#### WHAT IS NEEDED
Repeat the listing in full, preserving every character.

Data listing:
## begin
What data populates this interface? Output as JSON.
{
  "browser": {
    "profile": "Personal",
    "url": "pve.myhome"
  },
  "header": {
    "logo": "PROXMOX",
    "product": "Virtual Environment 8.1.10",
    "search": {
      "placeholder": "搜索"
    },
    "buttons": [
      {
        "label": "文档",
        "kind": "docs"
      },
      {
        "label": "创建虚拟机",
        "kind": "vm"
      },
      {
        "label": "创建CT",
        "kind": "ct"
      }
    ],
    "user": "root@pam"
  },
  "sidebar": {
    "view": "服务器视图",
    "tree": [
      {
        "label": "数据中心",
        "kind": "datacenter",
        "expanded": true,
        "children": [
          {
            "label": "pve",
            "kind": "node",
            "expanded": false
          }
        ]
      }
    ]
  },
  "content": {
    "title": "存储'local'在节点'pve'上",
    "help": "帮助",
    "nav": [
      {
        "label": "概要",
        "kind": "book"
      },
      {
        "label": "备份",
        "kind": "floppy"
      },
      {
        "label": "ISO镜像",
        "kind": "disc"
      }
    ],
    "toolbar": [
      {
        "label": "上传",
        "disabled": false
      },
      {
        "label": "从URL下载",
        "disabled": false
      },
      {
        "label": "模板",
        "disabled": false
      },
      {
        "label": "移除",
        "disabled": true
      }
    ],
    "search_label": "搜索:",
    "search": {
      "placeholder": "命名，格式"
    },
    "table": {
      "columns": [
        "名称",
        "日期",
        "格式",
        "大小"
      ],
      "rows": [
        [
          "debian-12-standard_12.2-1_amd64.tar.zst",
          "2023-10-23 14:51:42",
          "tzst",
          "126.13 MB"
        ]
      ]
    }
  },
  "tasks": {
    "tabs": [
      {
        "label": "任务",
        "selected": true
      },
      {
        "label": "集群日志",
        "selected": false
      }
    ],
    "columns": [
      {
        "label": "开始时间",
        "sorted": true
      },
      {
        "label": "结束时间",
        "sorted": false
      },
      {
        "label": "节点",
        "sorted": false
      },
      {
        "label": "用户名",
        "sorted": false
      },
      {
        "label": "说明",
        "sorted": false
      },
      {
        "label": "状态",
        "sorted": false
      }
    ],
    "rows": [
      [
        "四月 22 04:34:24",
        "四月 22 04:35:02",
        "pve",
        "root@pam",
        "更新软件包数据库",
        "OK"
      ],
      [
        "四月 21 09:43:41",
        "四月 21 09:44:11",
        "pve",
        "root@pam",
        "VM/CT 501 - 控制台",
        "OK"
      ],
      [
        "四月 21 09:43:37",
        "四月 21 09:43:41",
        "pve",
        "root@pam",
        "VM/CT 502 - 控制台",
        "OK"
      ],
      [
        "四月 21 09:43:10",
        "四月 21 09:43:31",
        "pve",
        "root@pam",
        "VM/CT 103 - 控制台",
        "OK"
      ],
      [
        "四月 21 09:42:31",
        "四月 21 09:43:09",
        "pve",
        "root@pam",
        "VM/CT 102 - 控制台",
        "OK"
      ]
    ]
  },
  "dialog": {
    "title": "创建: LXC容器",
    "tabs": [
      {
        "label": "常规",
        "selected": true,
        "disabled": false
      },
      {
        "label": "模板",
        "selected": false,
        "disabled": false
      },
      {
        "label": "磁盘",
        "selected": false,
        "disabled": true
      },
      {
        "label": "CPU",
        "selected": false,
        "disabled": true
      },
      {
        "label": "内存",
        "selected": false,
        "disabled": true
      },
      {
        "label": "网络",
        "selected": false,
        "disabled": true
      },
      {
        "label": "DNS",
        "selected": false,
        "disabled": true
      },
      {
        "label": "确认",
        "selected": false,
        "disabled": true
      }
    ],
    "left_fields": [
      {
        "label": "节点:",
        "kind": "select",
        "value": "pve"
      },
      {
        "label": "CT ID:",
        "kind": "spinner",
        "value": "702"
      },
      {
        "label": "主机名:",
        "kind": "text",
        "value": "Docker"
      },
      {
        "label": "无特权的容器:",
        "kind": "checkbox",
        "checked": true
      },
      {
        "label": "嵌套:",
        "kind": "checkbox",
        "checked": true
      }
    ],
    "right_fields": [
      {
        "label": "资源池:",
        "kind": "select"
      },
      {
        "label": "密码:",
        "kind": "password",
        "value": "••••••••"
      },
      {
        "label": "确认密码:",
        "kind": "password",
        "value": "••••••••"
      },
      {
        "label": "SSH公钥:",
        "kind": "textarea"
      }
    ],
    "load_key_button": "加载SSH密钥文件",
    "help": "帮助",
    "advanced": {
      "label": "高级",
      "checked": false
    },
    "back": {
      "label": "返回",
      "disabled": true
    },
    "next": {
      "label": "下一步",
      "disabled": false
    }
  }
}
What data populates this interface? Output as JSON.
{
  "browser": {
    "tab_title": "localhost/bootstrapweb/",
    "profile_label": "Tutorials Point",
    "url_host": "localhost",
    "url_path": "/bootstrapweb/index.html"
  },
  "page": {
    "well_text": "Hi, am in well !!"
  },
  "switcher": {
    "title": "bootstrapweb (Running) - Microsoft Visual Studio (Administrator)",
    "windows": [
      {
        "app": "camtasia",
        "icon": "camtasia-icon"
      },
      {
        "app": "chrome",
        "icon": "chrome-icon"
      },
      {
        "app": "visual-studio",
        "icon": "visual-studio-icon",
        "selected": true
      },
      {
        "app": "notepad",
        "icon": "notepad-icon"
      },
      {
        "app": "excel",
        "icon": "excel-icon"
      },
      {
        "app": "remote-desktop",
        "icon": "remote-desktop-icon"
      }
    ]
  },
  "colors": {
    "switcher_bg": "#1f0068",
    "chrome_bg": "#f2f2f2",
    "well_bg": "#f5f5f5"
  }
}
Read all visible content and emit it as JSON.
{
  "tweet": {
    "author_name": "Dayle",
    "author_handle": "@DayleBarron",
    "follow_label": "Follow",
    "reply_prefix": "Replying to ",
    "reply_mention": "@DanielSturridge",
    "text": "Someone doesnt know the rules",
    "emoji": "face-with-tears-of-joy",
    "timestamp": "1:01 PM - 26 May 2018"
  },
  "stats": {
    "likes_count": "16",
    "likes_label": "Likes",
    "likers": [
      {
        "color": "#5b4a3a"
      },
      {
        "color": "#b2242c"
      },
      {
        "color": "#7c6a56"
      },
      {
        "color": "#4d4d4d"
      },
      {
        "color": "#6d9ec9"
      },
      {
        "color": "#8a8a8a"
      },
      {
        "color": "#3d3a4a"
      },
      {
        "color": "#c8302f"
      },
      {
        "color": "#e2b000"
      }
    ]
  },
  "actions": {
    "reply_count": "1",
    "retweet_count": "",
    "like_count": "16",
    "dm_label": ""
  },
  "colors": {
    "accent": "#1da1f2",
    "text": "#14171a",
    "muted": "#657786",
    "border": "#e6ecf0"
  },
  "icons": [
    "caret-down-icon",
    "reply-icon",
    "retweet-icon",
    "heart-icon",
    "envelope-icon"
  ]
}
## end
#### WRITTEN ANSWER
What data populates this interface? Output as JSON.
{
  "browser": {
    "profile": "Personal",
    "url": "pve.myhome"
  },
  "header": {
    "logo": "PROXMOX",
    "product": "Virtual Environment 8.1.10",
    "search": {
      "placeholder": "搜索"
    },
    "buttons": [
      {
        "label": "文档",
        "kind": "docs"
      },
      {
        "label": "创建虚拟机",
        "kind": "vm"
      },
      {
        "label": "创建CT",
        "kind": "ct"
      }
    ],
    "user": "root@pam"
  },
  "sidebar": {
    "view": "服务器视图",
    "tree": [
      {
        "label": "数据中心",
        "kind": "datacenter",
        "expanded": true,
        "children": [
          {
            "label": "pve",
            "kind": "node",
            "expanded": false
          }
        ]
      }
    ]
  },
  "content": {
    "title": "存储'local'在节点'pve'上",
    "help": "帮助",
    "nav": [
      {
        "label": "概要",
        "kind": "book"
      },
      {
        "label": "备份",
        "kind": "floppy"
      },
      {
        "label": "ISO镜像",
        "kind": "disc"
      }
    ],
    "toolbar": [
      {
        "label": "上传",
        "disabled": false
      },
      {
        "label": "从URL下载",
        "disabled": false
      },
      {
        "label": "模板",
        "disabled": false
      },
      {
        "label": "移除",
        "disabled": true
      }
    ],
    "search_label": "搜索:",
    "search": {
      "placeholder": "命名，格式"
    },
    "table": {
      "columns": [
        "名称",
        "日期",
        "格式",
        "大小"
      ],
      "rows": [
        [
          "debian-12-standard_12.2-1_amd64.tar.zst",
          "2023-10-23 14:51:42",
          "tzst",
          "126.13 MB"
        ]
      ]
    }
  },
  "tasks": {
    "tabs": [
      {
        "label": "任务",
        "selected": true
      },
      {
        "label": "集群日志",
        "selected": false
      }
    ],
    "columns": [
      {
        "label": "开始时间",
        "sorted": true
      },
      {
        "label": "结束时间",
        "sorted": false
      },
      {
        "label": "节点",
        "sorted": false
      },
      {
        "label": "用户名",
        "sorted": false
      },
      {
        "label": "说明",
        "sorted": false
      },
      {
        "label": "状态",
        "sorted": false
      }
    ],
    "rows": [
      [
        "四月 22 04:34:24",
        "四月 22 04:35:02",
        "pve",
        "root@pam",
        "更新软件包数据库",
        "OK"
      ],
      [
        "四月 21 09:43:41",
        "四月 21 09:44:11",
        "pve",
        "root@pam",
        "VM/CT 501 - 控制台",
        "OK"
      ],
      [
        "四月 21 09:43:37",
        "四月 21 09:43:41",
        "pve",
        "root@pam",
        "VM/CT 502 - 控制台",
        "OK"
      ],
      [
        "四月 21 09:43:10",
        "四月 21 09:43:31",
        "pve",
        "root@pam",
        "VM/CT 103 - 控制台",
        "OK"
      ],
      [
        "四月 21 09:42:31",
        "四月 21 09:43:09",
        "pve",
        "root@pam",
        "VM/CT 102 - 控制台",
        "OK"
      ]
    ]
  },
  "dialog": {
    "title": "创建: LXC容器",
    "tabs": [
      {
        "label": "常规",
        "selected": true,
        "disabled": false
      },
      {
        "label": "模板",
        "selected": false,
        "disabled": false
      },
      {
        "label": "磁盘",
        "selected": false,
        "disabled": true
      },
      {
        "label": "CPU",
        "selected": false,
        "disabled": true
      },
      {
        "label": "内存",
        "selected": false,
        "disabled": true
      },
      {
        "label": "网络",
        "selected": false,
        "disabled": true
      },
      {
        "label": "DNS",
        "selected": false,
        "disabled": true
      },
      {
        "label": "确认",
        "selected": false,
        "disabled": true
      }
    ],
    "left_fields": [
      {
        "label": "节点:",
        "kind": "select",
        "value": "pve"
      },
      {
        "label": "CT ID:",
        "kind": "spinner",
        "value": "702"
      },
      {
        "label": "主机名:",
        "kind": "text",
        "value": "Docker"
      },
      {
        "label": "无特权的容器:",
        "kind": "checkbox",
        "checked": true
      },
      {
        "label": "嵌套:",
        "kind": "checkbox",
        "checked": true
      }
    ],
    "right_fields": [
      {
        "label": "资源池:",
        "kind": "select"
      },
      {
        "label": "密码:",
        "kind": "password",
        "value": "••••••••"
      },
      {
        "label": "确认密码:",
        "kind": "password",
        "value": "••••••••"
      },
      {
        "label": "SSH公钥:",
        "kind": "textarea"
      }
    ],
    "load_key_button": "加载SSH密钥文件",
    "help": "帮助",
    "advanced": {
      "label": "高级",
      "checked": false
    },
    "back": {
      "label": "返回",
      "disabled": true
    },
    "next": {
      "label": "下一步",
      "disabled": false
    }
  }
}
What data populates this interface? Output as JSON.
{
  "browser": {
    "tab_title": "localhost/bootstrapweb/",
    "profile_label": "Tutorials Point",
    "url_host": "localhost",
    "url_path": "/bootstrapweb/index.html"
  },
  "page": {
    "well_text": "Hi, am in well !!"
  },
  "switcher": {
    "title": "bootstrapweb (Running) - Microsoft Visual Studio (Administrator)",
    "windows": [
      {
        "app": "camtasia",
        "icon": "camtasia-icon"
      },
      {
        "app": "chrome",
        "icon": "chrome-icon"
      },
      {
        "app": "visual-studio",
        "icon": "visual-studio-icon",
        "selected": true
      },
      {
        "app": "notepad",
        "icon": "notepad-icon"
      },
      {
        "app": "excel",
        "icon": "excel-icon"
      },
      {
        "app": "remote-desktop",
        "icon": "remote-desktop-icon"
      }
    ]
  },
  "colors": {
    "switcher_bg": "#1f0068",
    "chrome_bg": "#f2f2f2",
    "well_bg": "#f5f5f5"
  }
}
Read all visible content and emit it as JSON.
{
  "tweet": {
    "author_name": "Dayle",
    "author_handle": "@DayleBarron",
    "follow_label": "Follow",
    "reply_prefix": "Replying to ",
    "reply_mention": "@DanielSturridge",
    "text": "Someone doesnt know the rules",
    "emoji": "face-with-tears-of-joy",
    "timestamp": "1:01 PM - 26 May 2018"
  },
  "stats": {
    "likes_count": "16",
    "likes_label": "Likes",
    "likers": [
      {
        "color": "#5b4a3a"
      },
      {
        "color": "#b2242c"
      },
      {
        "color": "#7c6a56"
      },
      {
        "color": "#4d4d4d"
      },
      {
        "color": "#6d9ec9"
      },
      {
        "color": "#8a8a8a"
      },
      {
        "color": "#3d3a4a"
      },
      {
        "color": "#c8302f"
      },
      {
        "color": "#e2b000"
      }
    ]
  },
  "actions": {
    "reply_count": "1",
    "retweet_count": "",
    "like_count": "16",
    "dm_label": ""
  },
  "colors": {
    "accent": "#1da1f2",
    "text": "#14171a",
    "muted": "#657786",
    "border": "#e6ecf0"
  },
  "icons": [
    "caret-down-icon",
    "reply-icon",
    "retweet-icon",
    "heart-icon",
    "envelope-icon"
  ]
}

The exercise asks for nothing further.